>> start
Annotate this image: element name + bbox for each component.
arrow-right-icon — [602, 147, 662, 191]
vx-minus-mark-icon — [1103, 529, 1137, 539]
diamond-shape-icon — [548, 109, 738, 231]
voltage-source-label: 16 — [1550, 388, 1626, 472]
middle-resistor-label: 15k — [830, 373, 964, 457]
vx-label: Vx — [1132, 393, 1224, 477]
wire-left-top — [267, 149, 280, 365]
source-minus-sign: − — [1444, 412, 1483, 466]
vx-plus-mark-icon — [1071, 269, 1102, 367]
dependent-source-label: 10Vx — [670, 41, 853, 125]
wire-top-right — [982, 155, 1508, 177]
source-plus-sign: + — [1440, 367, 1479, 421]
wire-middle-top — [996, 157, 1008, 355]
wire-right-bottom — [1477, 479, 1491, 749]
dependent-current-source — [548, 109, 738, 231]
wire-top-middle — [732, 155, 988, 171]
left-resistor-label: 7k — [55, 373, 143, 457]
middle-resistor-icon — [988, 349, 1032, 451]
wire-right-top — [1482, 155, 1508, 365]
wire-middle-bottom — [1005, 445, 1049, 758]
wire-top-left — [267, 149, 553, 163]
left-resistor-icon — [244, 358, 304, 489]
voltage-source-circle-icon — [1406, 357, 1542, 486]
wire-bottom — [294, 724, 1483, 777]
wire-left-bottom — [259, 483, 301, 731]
>> end
**What is asked**:
Copy all of the rows above word for word, keeping their order.

**Task output**:
Annotate this image: element name + bbox for each component.
arrow-right-icon — [602, 147, 662, 191]
vx-minus-mark-icon — [1103, 529, 1137, 539]
diamond-shape-icon — [548, 109, 738, 231]
voltage-source-label: 16 — [1550, 388, 1626, 472]
middle-resistor-label: 15k — [830, 373, 964, 457]
vx-label: Vx — [1132, 393, 1224, 477]
wire-left-top — [267, 149, 280, 365]
source-minus-sign: − — [1444, 412, 1483, 466]
vx-plus-mark-icon — [1071, 269, 1102, 367]
dependent-source-label: 10Vx — [670, 41, 853, 125]
wire-top-right — [982, 155, 1508, 177]
source-plus-sign: + — [1440, 367, 1479, 421]
wire-middle-top — [996, 157, 1008, 355]
wire-right-bottom — [1477, 479, 1491, 749]
dependent-current-source — [548, 109, 738, 231]
wire-top-middle — [732, 155, 988, 171]
left-resistor-label: 7k — [55, 373, 143, 457]
middle-resistor-icon — [988, 349, 1032, 451]
wire-right-top — [1482, 155, 1508, 365]
wire-middle-bottom — [1005, 445, 1049, 758]
wire-top-left — [267, 149, 553, 163]
left-resistor-icon — [244, 358, 304, 489]
voltage-source-circle-icon — [1406, 357, 1542, 486]
wire-bottom — [294, 724, 1483, 777]
wire-left-bottom — [259, 483, 301, 731]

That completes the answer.